GIVEN INSTRUCTION: Write each record again exactly as it stands.

Collected data:
☆ ☆ ☆

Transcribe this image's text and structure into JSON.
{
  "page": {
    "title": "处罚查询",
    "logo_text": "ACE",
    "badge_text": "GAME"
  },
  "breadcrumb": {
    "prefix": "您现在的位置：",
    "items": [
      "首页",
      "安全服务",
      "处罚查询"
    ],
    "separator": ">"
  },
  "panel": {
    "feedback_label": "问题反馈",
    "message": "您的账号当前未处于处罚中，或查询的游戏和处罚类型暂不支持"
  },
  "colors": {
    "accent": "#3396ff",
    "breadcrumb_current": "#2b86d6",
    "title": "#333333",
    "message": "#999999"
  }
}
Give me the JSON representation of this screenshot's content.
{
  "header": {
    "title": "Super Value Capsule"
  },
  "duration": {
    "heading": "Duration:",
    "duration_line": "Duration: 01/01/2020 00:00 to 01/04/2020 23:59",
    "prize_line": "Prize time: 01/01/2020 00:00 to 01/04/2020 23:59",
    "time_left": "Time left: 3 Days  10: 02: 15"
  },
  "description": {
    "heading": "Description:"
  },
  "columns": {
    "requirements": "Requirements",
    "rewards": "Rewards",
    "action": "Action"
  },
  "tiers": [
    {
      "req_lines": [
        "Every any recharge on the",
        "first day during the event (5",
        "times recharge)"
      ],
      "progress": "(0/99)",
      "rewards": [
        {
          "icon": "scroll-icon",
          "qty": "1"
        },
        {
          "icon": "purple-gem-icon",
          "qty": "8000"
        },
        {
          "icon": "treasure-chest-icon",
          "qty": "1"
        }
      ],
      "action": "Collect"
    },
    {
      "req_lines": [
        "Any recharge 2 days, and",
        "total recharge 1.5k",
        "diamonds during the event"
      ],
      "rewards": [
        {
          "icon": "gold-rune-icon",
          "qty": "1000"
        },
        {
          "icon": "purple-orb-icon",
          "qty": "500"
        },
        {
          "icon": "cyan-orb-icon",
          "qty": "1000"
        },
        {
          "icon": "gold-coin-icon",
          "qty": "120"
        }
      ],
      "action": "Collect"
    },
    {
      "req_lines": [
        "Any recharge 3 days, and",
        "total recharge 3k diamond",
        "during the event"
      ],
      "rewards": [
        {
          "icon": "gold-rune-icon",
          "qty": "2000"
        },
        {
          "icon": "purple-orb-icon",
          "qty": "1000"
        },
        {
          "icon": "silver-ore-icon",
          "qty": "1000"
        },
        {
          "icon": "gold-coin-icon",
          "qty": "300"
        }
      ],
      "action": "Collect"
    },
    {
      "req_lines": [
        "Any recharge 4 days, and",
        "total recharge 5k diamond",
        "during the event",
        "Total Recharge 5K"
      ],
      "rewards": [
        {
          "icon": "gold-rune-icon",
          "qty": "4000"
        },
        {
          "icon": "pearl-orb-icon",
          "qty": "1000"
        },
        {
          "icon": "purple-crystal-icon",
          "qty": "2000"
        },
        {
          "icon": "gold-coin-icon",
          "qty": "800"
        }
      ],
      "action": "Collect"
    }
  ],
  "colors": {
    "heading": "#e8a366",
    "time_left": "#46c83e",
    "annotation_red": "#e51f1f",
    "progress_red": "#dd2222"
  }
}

☆ ☆ ☆

EXERCISE ANSWER:
Transcribe this image's text and structure into JSON.
{
  "page": {
    "title": "处罚查询",
    "logo_text": "ACE",
    "badge_text": "GAME"
  },
  "breadcrumb": {
    "prefix": "您现在的位置：",
    "items": [
      "首页",
      "安全服务",
      "处罚查询"
    ],
    "separator": ">"
  },
  "panel": {
    "feedback_label": "问题反馈",
    "message": "您的账号当前未处于处罚中，或查询的游戏和处罚类型暂不支持"
  },
  "colors": {
    "accent": "#3396ff",
    "breadcrumb_current": "#2b86d6",
    "title": "#333333",
    "message": "#999999"
  }
}
Give me the JSON representation of this screenshot's content.
{
  "header": {
    "title": "Super Value Capsule"
  },
  "duration": {
    "heading": "Duration:",
    "duration_line": "Duration: 01/01/2020 00:00 to 01/04/2020 23:59",
    "prize_line": "Prize time: 01/01/2020 00:00 to 01/04/2020 23:59",
    "time_left": "Time left: 3 Days  10: 02: 15"
  },
  "description": {
    "heading": "Description:"
  },
  "columns": {
    "requirements": "Requirements",
    "rewards": "Rewards",
    "action": "Action"
  },
  "tiers": [
    {
      "req_lines": [
        "Every any recharge on the",
        "first day during the event (5",
        "times recharge)"
      ],
      "progress": "(0/99)",
      "rewards": [
        {
          "icon": "scroll-icon",
          "qty": "1"
        },
        {
          "icon": "purple-gem-icon",
          "qty": "8000"
        },
        {
          "icon": "treasure-chest-icon",
          "qty": "1"
        }
      ],
      "action": "Collect"
    },
    {
      "req_lines": [
        "Any recharge 2 days, and",
        "total recharge 1.5k",
        "diamonds during the event"
      ],
      "rewards": [
        {
          "icon": "gold-rune-icon",
          "qty": "1000"
        },
        {
          "icon": "purple-orb-icon",
          "qty": "500"
        },
        {
          "icon": "cyan-orb-icon",
          "qty": "1000"
        },
        {
          "icon": "gold-coin-icon",
          "qty": "120"
        }
      ],
      "action": "Collect"
    },
    {
      "req_lines": [
        "Any recharge 3 days, and",
        "total recharge 3k diamond",
        "during the event"
      ],
      "rewards": [
        {
          "icon": "gold-rune-icon",
          "qty": "2000"
        },
        {
          "icon": "purple-orb-icon",
          "qty": "1000"
        },
        {
          "icon": "silver-ore-icon",
          "qty": "1000"
        },
        {
          "icon": "gold-coin-icon",
          "qty": "300"
        }
      ],
      "action": "Collect"
    },
    {
      "req_lines": [
        "Any recharge 4 days, and",
        "total recharge 5k diamond",
        "during the event",
        "Total Recharge 5K"
      ],
      "rewards": [
        {
          "icon": "gold-rune-icon",
          "qty": "4000"
        },
        {
          "icon": "pearl-orb-icon",
          "qty": "1000"
        },
        {
          "icon": "purple-crystal-icon",
          "qty": "2000"
        },
        {
          "icon": "gold-coin-icon",
          "qty": "800"
        }
      ],
      "action": "Collect"
    }
  ],
  "colors": {
    "heading": "#e8a366",
    "time_left": "#46c83e",
    "annotation_red": "#e51f1f",
    "progress_red": "#dd2222"
  }
}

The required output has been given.